Exercise task: Keep only the lines where "that" appears.

(Recorded data)
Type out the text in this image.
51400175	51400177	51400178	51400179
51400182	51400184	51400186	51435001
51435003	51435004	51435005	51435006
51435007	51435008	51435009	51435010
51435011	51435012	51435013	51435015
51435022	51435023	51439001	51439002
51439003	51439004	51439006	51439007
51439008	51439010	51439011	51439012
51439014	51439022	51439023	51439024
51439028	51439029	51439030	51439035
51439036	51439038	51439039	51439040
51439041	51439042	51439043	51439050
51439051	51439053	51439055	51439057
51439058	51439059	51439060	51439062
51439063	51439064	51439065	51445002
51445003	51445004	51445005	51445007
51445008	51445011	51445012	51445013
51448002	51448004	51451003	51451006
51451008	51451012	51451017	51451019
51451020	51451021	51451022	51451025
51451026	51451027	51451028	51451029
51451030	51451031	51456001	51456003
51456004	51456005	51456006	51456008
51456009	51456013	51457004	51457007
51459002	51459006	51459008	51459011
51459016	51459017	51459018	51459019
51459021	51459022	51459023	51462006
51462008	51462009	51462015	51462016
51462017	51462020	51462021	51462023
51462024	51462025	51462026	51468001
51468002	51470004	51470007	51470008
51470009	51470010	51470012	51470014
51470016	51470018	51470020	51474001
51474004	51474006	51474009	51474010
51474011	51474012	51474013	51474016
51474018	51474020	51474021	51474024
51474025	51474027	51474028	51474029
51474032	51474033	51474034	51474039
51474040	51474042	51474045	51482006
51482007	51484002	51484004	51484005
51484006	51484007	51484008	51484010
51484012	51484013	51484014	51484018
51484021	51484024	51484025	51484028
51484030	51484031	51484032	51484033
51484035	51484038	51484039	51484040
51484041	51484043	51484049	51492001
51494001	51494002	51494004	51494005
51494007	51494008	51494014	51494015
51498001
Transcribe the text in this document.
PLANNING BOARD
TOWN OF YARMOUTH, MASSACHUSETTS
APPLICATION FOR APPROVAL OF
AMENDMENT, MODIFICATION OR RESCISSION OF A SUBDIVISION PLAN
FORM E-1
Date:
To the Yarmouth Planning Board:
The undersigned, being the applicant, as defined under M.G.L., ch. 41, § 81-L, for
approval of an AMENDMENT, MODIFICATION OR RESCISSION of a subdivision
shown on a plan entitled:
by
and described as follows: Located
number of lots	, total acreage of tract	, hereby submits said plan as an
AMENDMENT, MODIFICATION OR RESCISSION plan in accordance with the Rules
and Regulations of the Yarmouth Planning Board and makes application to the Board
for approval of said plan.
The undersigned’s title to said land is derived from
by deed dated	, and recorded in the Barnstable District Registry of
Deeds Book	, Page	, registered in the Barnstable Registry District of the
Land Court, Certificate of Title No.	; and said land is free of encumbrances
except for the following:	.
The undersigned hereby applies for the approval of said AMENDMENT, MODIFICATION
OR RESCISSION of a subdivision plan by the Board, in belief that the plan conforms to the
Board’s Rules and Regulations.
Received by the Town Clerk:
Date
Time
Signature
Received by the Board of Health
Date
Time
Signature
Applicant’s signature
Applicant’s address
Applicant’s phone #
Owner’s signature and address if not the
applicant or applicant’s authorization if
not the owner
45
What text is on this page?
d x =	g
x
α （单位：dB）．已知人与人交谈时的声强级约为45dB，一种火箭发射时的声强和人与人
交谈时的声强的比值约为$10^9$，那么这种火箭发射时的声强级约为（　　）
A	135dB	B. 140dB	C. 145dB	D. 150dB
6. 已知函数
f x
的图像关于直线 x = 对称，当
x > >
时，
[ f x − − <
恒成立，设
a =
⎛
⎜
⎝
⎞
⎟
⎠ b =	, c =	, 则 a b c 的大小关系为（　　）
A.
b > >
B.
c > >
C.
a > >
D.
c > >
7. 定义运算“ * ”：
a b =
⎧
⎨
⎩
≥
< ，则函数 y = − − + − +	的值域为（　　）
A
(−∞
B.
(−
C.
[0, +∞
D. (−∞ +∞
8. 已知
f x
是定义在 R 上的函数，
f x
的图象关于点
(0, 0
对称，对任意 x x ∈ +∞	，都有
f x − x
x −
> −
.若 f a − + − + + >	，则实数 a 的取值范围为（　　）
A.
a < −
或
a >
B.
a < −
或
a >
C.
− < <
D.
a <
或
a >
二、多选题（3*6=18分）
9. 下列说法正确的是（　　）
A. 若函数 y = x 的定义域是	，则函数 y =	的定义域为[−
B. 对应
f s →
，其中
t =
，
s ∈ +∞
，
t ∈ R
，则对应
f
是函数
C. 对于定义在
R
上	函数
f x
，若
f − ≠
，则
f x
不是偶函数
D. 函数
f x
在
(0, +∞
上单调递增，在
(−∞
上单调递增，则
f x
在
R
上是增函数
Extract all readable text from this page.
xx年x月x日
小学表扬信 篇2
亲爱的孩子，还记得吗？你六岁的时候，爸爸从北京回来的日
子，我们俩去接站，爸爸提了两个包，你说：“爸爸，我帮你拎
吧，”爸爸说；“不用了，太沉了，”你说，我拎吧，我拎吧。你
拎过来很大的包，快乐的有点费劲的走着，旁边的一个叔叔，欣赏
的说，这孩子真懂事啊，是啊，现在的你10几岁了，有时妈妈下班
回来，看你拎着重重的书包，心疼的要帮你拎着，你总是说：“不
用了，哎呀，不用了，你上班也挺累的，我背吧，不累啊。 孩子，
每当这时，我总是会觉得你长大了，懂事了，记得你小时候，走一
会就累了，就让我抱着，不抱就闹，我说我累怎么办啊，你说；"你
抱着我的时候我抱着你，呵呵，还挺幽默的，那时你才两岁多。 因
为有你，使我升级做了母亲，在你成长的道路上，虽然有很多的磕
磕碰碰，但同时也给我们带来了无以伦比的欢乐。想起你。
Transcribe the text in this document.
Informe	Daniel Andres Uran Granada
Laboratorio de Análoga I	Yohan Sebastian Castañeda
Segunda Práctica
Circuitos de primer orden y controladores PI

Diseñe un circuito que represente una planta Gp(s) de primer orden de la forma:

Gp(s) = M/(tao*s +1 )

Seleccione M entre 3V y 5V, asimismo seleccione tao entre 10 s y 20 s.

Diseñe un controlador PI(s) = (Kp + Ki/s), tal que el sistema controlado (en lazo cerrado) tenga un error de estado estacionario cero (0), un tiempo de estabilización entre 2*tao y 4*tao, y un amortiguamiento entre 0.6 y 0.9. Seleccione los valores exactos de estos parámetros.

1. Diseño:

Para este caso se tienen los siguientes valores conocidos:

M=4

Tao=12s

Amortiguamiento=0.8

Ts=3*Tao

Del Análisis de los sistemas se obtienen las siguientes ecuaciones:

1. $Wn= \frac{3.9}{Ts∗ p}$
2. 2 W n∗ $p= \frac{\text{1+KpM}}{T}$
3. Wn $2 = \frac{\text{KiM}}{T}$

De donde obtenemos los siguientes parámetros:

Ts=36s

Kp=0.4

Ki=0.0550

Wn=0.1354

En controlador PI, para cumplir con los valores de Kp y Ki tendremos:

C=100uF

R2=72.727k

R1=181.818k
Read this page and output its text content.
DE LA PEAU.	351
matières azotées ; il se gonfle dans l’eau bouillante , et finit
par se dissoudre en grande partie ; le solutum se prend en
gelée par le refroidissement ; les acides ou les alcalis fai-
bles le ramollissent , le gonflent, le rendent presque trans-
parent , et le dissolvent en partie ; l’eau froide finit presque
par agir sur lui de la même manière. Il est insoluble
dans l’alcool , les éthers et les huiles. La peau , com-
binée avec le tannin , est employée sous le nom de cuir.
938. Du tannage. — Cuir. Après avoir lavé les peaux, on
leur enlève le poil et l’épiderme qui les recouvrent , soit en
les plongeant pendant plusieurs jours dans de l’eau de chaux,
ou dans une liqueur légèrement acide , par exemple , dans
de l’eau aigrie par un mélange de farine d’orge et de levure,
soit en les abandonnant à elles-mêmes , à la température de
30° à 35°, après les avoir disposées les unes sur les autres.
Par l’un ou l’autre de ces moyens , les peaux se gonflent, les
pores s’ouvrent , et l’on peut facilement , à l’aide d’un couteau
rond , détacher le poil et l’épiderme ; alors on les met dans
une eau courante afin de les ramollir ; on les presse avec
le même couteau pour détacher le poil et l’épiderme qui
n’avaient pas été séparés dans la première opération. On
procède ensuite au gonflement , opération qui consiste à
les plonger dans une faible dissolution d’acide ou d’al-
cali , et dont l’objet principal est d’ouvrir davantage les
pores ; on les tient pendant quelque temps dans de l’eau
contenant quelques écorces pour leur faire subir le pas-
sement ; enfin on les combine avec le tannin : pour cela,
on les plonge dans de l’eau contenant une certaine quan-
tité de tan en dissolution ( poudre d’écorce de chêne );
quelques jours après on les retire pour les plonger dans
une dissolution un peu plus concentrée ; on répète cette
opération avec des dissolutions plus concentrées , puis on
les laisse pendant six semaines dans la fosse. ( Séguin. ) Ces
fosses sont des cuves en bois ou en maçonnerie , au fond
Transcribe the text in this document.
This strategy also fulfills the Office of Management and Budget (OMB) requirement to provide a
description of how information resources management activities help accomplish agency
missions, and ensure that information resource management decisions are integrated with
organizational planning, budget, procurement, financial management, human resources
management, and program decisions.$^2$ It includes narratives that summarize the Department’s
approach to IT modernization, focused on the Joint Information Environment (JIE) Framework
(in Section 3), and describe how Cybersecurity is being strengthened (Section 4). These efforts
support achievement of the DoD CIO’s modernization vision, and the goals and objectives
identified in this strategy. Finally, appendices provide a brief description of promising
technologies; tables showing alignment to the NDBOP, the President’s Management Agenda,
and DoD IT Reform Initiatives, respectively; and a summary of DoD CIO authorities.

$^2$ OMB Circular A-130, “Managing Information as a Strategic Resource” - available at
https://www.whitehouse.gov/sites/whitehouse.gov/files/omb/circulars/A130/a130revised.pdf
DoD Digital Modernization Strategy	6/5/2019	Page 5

Full response:
OR RESCISSION of a subdivision plan by the Board, in belief that the plan conforms to the
missions, and ensure that information resource management decisions are integrated with
management, and program decisions.$^2$ It includes narratives that summarize the Department’s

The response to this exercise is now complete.